** BEGIN **

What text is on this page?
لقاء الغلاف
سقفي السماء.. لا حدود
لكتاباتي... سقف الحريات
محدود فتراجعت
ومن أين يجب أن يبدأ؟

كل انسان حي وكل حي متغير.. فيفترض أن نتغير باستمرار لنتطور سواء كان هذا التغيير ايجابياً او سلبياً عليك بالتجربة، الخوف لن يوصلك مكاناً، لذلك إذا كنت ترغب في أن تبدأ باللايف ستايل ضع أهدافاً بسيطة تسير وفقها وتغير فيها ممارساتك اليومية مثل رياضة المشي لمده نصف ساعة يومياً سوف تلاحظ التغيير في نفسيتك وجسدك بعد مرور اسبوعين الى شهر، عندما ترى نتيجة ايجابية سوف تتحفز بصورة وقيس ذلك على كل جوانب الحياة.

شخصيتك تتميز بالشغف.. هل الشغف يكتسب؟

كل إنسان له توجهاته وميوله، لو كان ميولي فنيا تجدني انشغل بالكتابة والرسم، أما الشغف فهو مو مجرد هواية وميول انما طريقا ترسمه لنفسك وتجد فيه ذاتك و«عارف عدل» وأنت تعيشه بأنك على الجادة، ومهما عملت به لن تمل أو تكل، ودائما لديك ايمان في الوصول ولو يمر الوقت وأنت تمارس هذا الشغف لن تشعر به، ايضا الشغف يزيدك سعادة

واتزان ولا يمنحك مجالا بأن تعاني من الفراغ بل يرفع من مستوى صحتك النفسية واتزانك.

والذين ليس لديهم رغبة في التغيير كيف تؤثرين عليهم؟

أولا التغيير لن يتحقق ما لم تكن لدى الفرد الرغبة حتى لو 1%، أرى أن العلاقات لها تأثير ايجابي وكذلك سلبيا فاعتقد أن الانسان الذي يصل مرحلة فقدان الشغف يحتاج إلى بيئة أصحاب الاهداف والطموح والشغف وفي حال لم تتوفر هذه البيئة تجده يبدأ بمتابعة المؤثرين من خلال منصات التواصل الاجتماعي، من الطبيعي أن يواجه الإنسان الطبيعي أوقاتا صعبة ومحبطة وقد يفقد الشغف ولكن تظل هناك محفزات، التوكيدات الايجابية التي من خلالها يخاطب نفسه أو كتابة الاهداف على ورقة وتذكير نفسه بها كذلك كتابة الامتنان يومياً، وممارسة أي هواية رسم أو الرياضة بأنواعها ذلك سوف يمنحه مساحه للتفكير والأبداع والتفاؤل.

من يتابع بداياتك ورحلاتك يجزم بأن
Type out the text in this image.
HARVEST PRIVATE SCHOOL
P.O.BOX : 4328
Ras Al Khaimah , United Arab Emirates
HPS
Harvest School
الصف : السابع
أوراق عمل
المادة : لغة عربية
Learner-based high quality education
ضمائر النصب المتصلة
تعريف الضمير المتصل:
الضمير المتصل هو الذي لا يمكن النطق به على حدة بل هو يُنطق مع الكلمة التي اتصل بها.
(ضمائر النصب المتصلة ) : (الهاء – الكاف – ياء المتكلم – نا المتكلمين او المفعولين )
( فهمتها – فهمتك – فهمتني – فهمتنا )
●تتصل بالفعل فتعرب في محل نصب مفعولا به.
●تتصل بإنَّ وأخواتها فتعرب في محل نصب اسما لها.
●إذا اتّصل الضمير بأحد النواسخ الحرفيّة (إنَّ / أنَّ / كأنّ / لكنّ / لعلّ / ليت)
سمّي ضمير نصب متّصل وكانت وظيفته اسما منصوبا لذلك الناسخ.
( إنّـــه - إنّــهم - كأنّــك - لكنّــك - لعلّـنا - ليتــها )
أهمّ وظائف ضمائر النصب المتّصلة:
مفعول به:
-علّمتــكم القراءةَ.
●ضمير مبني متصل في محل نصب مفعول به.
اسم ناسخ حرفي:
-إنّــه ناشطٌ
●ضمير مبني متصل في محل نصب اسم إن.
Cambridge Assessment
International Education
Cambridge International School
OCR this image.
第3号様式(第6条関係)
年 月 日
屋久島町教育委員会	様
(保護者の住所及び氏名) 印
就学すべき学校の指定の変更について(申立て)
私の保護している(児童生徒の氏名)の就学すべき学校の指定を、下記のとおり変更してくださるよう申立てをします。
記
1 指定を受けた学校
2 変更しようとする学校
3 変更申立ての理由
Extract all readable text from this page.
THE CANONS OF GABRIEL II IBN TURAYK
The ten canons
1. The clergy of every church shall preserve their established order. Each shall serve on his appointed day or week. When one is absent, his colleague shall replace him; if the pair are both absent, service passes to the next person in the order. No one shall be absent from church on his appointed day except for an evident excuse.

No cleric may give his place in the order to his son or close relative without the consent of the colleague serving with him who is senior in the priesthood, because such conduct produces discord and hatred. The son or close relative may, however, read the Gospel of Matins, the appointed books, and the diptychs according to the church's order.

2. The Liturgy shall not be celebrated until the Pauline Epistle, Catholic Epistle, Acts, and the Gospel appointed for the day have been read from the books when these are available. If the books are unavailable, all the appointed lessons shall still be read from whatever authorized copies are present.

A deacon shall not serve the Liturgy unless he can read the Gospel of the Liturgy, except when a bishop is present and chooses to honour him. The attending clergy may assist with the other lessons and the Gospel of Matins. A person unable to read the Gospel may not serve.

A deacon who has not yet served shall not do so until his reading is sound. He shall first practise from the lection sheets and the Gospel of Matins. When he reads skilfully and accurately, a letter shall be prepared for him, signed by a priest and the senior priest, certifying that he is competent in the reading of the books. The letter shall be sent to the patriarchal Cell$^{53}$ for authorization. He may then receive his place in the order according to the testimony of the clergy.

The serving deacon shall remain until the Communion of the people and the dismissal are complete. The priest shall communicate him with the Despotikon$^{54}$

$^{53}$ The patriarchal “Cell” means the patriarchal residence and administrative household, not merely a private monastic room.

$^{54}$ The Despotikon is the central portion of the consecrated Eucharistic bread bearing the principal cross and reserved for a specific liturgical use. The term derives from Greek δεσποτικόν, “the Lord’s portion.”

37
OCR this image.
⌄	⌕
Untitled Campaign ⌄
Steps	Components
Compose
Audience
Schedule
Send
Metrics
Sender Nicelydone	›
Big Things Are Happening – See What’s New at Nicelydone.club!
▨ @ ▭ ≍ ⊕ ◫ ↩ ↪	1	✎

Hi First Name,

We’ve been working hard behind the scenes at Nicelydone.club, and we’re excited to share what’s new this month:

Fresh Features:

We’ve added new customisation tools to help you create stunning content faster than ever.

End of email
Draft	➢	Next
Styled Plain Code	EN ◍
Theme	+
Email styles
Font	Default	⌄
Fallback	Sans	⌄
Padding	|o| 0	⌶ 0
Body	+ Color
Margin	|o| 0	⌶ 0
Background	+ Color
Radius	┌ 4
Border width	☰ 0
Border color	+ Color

** END **

## Exercise
Write the material out exactly, with nothing left out.

## Task answer
What text is on this page?
لقاء الغلاف
سقفي السماء.. لا حدود
لكتاباتي... سقف الحريات
محدود فتراجعت
ومن أين يجب أن يبدأ؟

كل انسان حي وكل حي متغير.. فيفترض أن نتغير باستمرار لنتطور سواء كان هذا التغيير ايجابياً او سلبياً عليك بالتجربة، الخوف لن يوصلك مكاناً، لذلك إذا كنت ترغب في أن تبدأ باللايف ستايل ضع أهدافاً بسيطة تسير وفقها وتغير فيها ممارساتك اليومية مثل رياضة المشي لمده نصف ساعة يومياً سوف تلاحظ التغيير في نفسيتك وجسدك بعد مرور اسبوعين الى شهر، عندما ترى نتيجة ايجابية سوف تتحفز بصورة وقيس ذلك على كل جوانب الحياة.

شخصيتك تتميز بالشغف.. هل الشغف يكتسب؟

كل إنسان له توجهاته وميوله، لو كان ميولي فنيا تجدني انشغل بالكتابة والرسم، أما الشغف فهو مو مجرد هواية وميول انما طريقا ترسمه لنفسك وتجد فيه ذاتك و«عارف عدل» وأنت تعيشه بأنك على الجادة، ومهما عملت به لن تمل أو تكل، ودائما لديك ايمان في الوصول ولو يمر الوقت وأنت تمارس هذا الشغف لن تشعر به، ايضا الشغف يزيدك سعادة

واتزان ولا يمنحك مجالا بأن تعاني من الفراغ بل يرفع من مستوى صحتك النفسية واتزانك.

والذين ليس لديهم رغبة في التغيير كيف تؤثرين عليهم؟

أولا التغيير لن يتحقق ما لم تكن لدى الفرد الرغبة حتى لو 1%، أرى أن العلاقات لها تأثير ايجابي وكذلك سلبيا فاعتقد أن الانسان الذي يصل مرحلة فقدان الشغف يحتاج إلى بيئة أصحاب الاهداف والطموح والشغف وفي حال لم تتوفر هذه البيئة تجده يبدأ بمتابعة المؤثرين من خلال منصات التواصل الاجتماعي، من الطبيعي أن يواجه الإنسان الطبيعي أوقاتا صعبة ومحبطة وقد يفقد الشغف ولكن تظل هناك محفزات، التوكيدات الايجابية التي من خلالها يخاطب نفسه أو كتابة الاهداف على ورقة وتذكير نفسه بها كذلك كتابة الامتنان يومياً، وممارسة أي هواية رسم أو الرياضة بأنواعها ذلك سوف يمنحه مساحه للتفكير والأبداع والتفاؤل.

من يتابع بداياتك ورحلاتك يجزم بأن
Type out the text in this image.
HARVEST PRIVATE SCHOOL
P.O.BOX : 4328
Ras Al Khaimah , United Arab Emirates
HPS
Harvest School
الصف : السابع
أوراق عمل
المادة : لغة عربية
Learner-based high quality education
ضمائر النصب المتصلة
تعريف الضمير المتصل:
الضمير المتصل هو الذي لا يمكن النطق به على حدة بل هو يُنطق مع الكلمة التي اتصل بها.
(ضمائر النصب المتصلة ) : (الهاء – الكاف – ياء المتكلم – نا المتكلمين او المفعولين )
( فهمتها – فهمتك – فهمتني – فهمتنا )
●تتصل بالفعل فتعرب في محل نصب مفعولا به.
●تتصل بإنَّ وأخواتها فتعرب في محل نصب اسما لها.
●إذا اتّصل الضمير بأحد النواسخ الحرفيّة (إنَّ / أنَّ / كأنّ / لكنّ / لعلّ / ليت)
سمّي ضمير نصب متّصل وكانت وظيفته اسما منصوبا لذلك الناسخ.
( إنّـــه - إنّــهم - كأنّــك - لكنّــك - لعلّـنا - ليتــها )
أهمّ وظائف ضمائر النصب المتّصلة:
مفعول به:
-علّمتــكم القراءةَ.
●ضمير مبني متصل في محل نصب مفعول به.
اسم ناسخ حرفي:
-إنّــه ناشطٌ
●ضمير مبني متصل في محل نصب اسم إن.
Cambridge Assessment
International Education
Cambridge International School
OCR this image.
第3号様式(第6条関係)
年 月 日
屋久島町教育委員会	様
(保護者の住所及び氏名) 印
就学すべき学校の指定の変更について(申立て)
私の保護している(児童生徒の氏名)の就学すべき学校の指定を、下記のとおり変更してくださるよう申立てをします。
記
1 指定を受けた学校
2 変更しようとする学校
3 変更申立ての理由
Extract all readable text from this page.
THE CANONS OF GABRIEL II IBN TURAYK
The ten canons
1. The clergy of every church shall preserve their established order. Each shall serve on his appointed day or week. When one is absent, his colleague shall replace him; if the pair are both absent, service passes to the next person in the order. No one shall be absent from church on his appointed day except for an evident excuse.

No cleric may give his place in the order to his son or close relative without the consent of the colleague serving with him who is senior in the priesthood, because such conduct produces discord and hatred. The son or close relative may, however, read the Gospel of Matins, the appointed books, and the diptychs according to the church's order.

2. The Liturgy shall not be celebrated until the Pauline Epistle, Catholic Epistle, Acts, and the Gospel appointed for the day have been read from the books when these are available. If the books are unavailable, all the appointed lessons shall still be read from whatever authorized copies are present.

A deacon shall not serve the Liturgy unless he can read the Gospel of the Liturgy, except when a bishop is present and chooses to honour him. The attending clergy may assist with the other lessons and the Gospel of Matins. A person unable to read the Gospel may not serve.

A deacon who has not yet served shall not do so until his reading is sound. He shall first practise from the lection sheets and the Gospel of Matins. When he reads skilfully and accurately, a letter shall be prepared for him, signed by a priest and the senior priest, certifying that he is competent in the reading of the books. The letter shall be sent to the patriarchal Cell$^{53}$ for authorization. He may then receive his place in the order according to the testimony of the clergy.

The serving deacon shall remain until the Communion of the people and the dismissal are complete. The priest shall communicate him with the Despotikon$^{54}$

$^{53}$ The patriarchal “Cell” means the patriarchal residence and administrative household, not merely a private monastic room.

$^{54}$ The Despotikon is the central portion of the consecrated Eucharistic bread bearing the principal cross and reserved for a specific liturgical use. The term derives from Greek δεσποτικόν, “the Lord’s portion.”

37
OCR this image.
⌄	⌕
Untitled Campaign ⌄
Steps	Components
Compose
Audience
Schedule
Send
Metrics
Sender Nicelydone	›
Big Things Are Happening – See What’s New at Nicelydone.club!
▨ @ ▭ ≍ ⊕ ◫ ↩ ↪	1	✎

Hi First Name,

We’ve been working hard behind the scenes at Nicelydone.club, and we’re excited to share what’s new this month:

Fresh Features:

We’ve added new customisation tools to help you create stunning content faster than ever.

End of email
Draft	➢	Next
Styled Plain Code	EN ◍
Theme	+
Email styles
Font	Default	⌄
Fallback	Sans	⌄
Padding	|o| 0	⌶ 0
Body	+ Color
Margin	|o| 0	⌶ 0
Background	+ Color
Radius	┌ 4
Border width	☰ 0
Border color	+ Color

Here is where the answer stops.